YOUR GOAL: Among the entries below, find the lines with "ylabel" and copy them.

····················

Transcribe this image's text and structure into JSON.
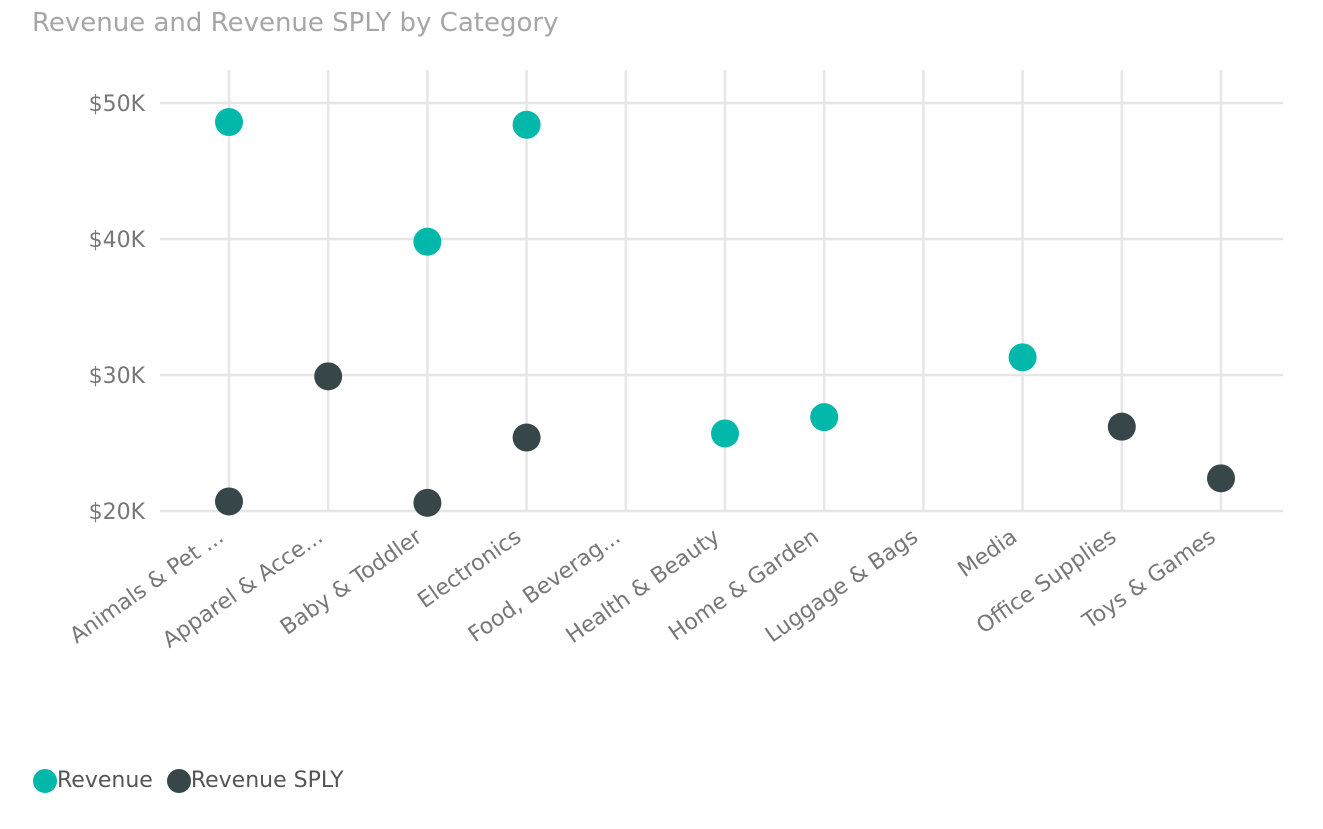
{
  "chart_data": {
    "type": "scatter",
    "title": "Revenue and Revenue SPLY by Category",
    "categories": [
      "Animals & Pet ...",
      "Apparel & Acce...",
      "Baby & Toddler",
      "Electronics",
      "Food, Beverag...",
      "Health & Beauty",
      "Home & Garden",
      "Luggage & Bags",
      "Media",
      "Office Supplies",
      "Toys & Games"
    ],
    "series": [
      {
        "name": "Revenue",
        "color": "#01b8aa",
        "values": [
          48600,
          null,
          39800,
          48400,
          null,
          25700,
          26900,
          null,
          31300,
          null,
          null
        ]
      },
      {
        "name": "Revenue SPLY",
        "color": "#374649",
        "values": [
          20700,
          29900,
          20600,
          25400,
          null,
          null,
          null,
          null,
          null,
          26200,
          22400
        ]
      }
    ],
    "y_ticks": [
      "$20K",
      "$30K",
      "$40K",
      "$50K"
    ],
    "y_tick_values": [
      20000,
      30000,
      40000,
      50000
    ],
    "ylim": [
      20000,
      50000
    ],
    "grid": true,
    "legend_position": "bottom-left",
    "xlabel": "",
    "ylabel": ""
  }
}
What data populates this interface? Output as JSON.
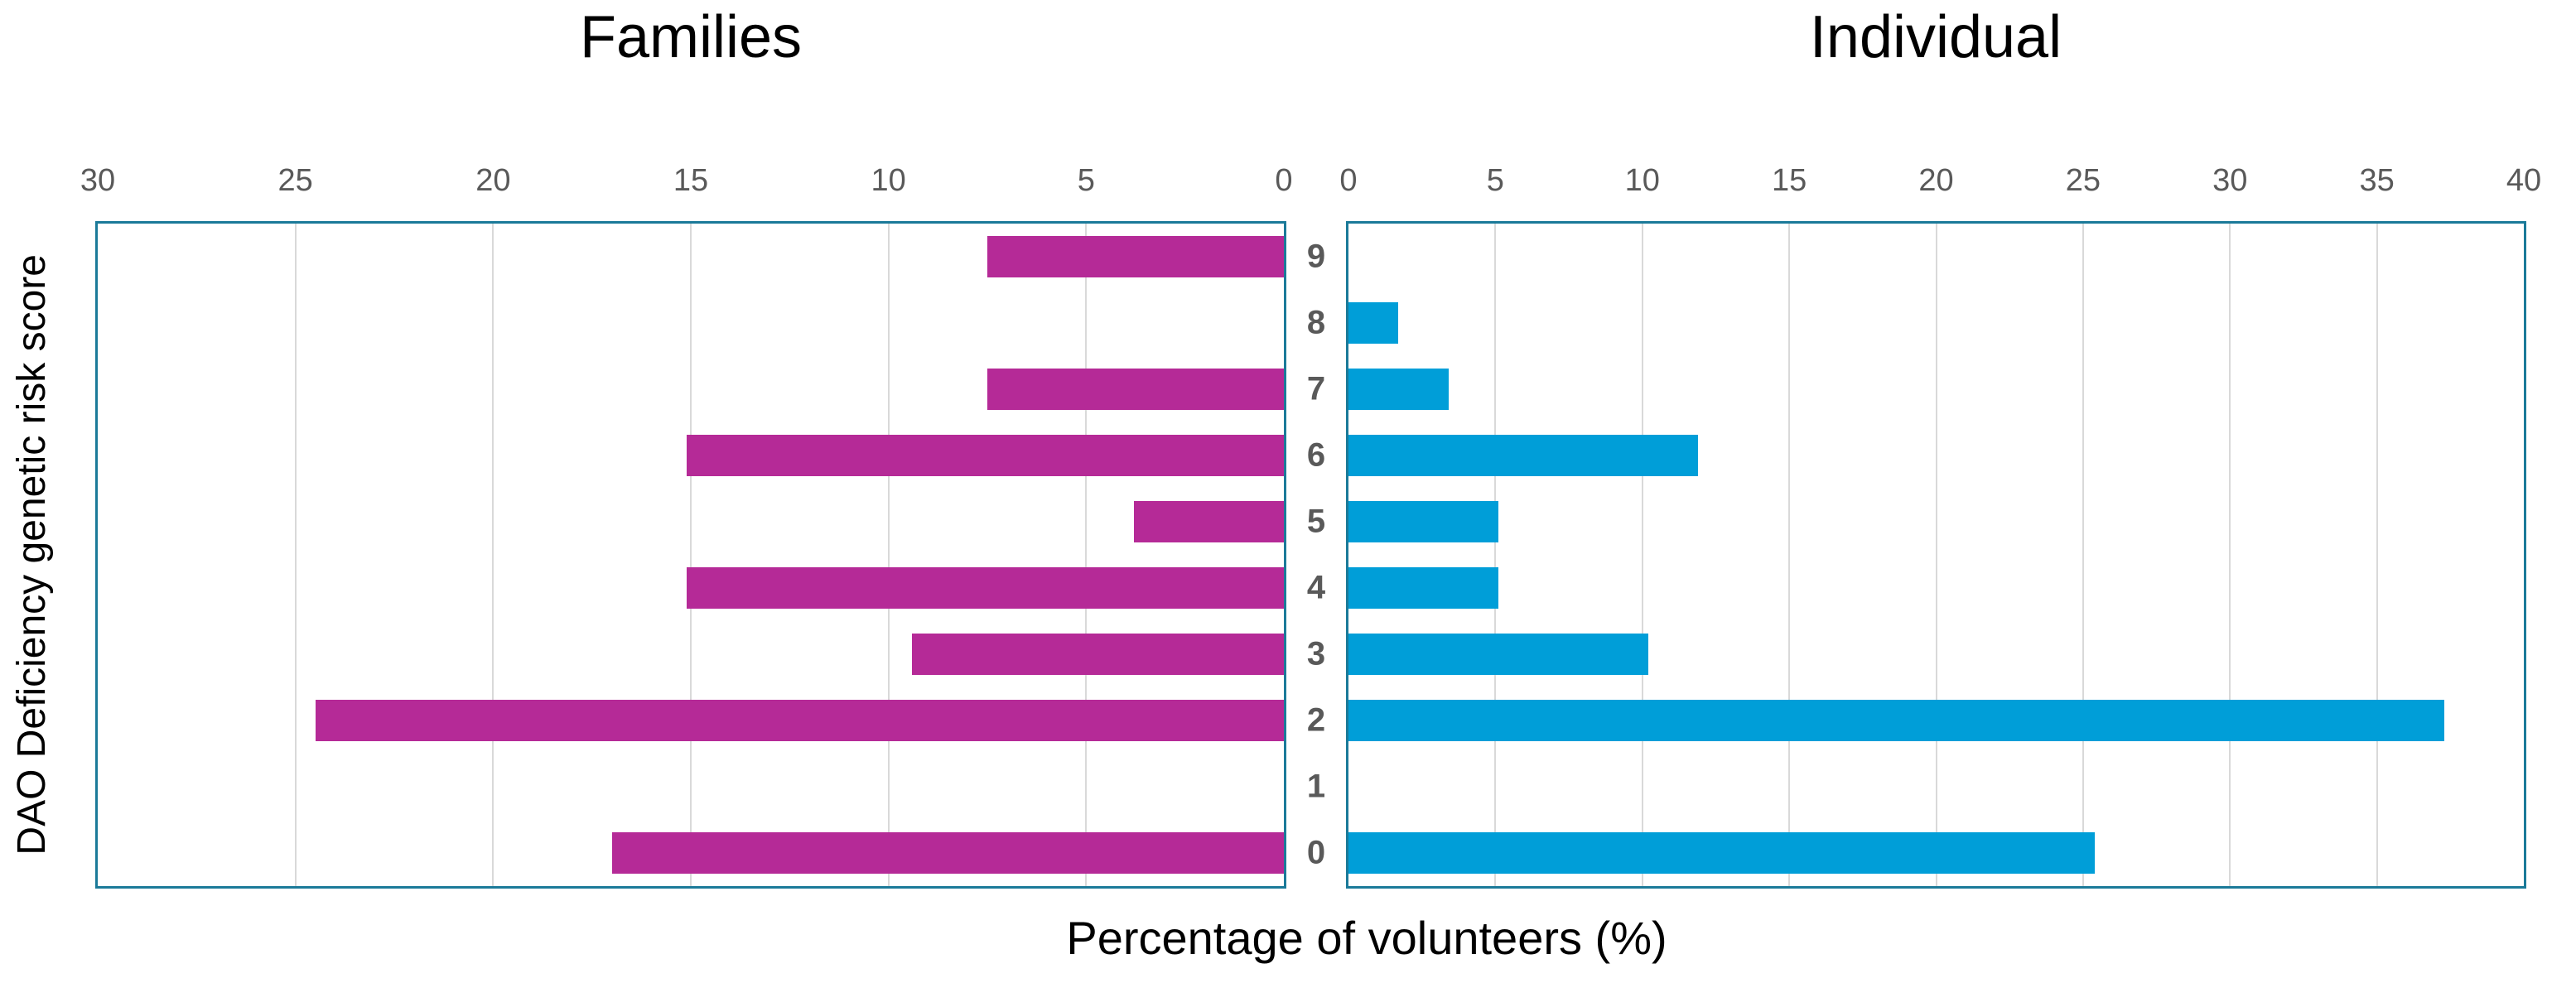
{
  "title_left": "Families",
  "title_right": "Individual",
  "axis": {
    "y_title": "DAO Deficiency genetic risk score",
    "x_title": "Percentage of volunteers (%)"
  },
  "colors": {
    "families_bar": "#B52A97",
    "individual_bar": "#009ED8",
    "plot_border": "#1B7A99",
    "gridline": "#D9D9D9",
    "tick_text": "#595959",
    "title_text": "#000000"
  },
  "chart_data": {
    "type": "bar",
    "subtype": "diverging-butterfly-horizontal",
    "title_left": "Families",
    "title_right": "Individual",
    "ylabel": "DAO Deficiency genetic risk score",
    "xlabel": "Percentage of volunteers (%)",
    "grid": "vertical gridlines every 5 units",
    "legend": "none",
    "categories": [
      "9",
      "8",
      "7",
      "6",
      "5",
      "4",
      "3",
      "2",
      "1",
      "0"
    ],
    "series": [
      {
        "name": "Families",
        "side": "left",
        "color": "#B52A97",
        "axis_range": [
          0,
          30
        ],
        "ticks": [
          "30",
          "25",
          "20",
          "15",
          "10",
          "5",
          "0"
        ],
        "values": [
          7.5,
          0,
          7.5,
          15.1,
          3.8,
          15.1,
          9.4,
          24.5,
          0,
          17.0
        ]
      },
      {
        "name": "Individual",
        "side": "right",
        "color": "#009ED8",
        "axis_range": [
          0,
          40
        ],
        "ticks": [
          "0",
          "5",
          "10",
          "15",
          "20",
          "25",
          "30",
          "35",
          "40"
        ],
        "values": [
          0,
          1.7,
          3.4,
          11.9,
          5.1,
          5.1,
          10.2,
          37.3,
          0,
          25.4
        ]
      }
    ]
  }
}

····················

ANSWER TO THE PROBLEM:
    "ylabel": ""
    "ylabel": "DAO Deficiency genetic risk score",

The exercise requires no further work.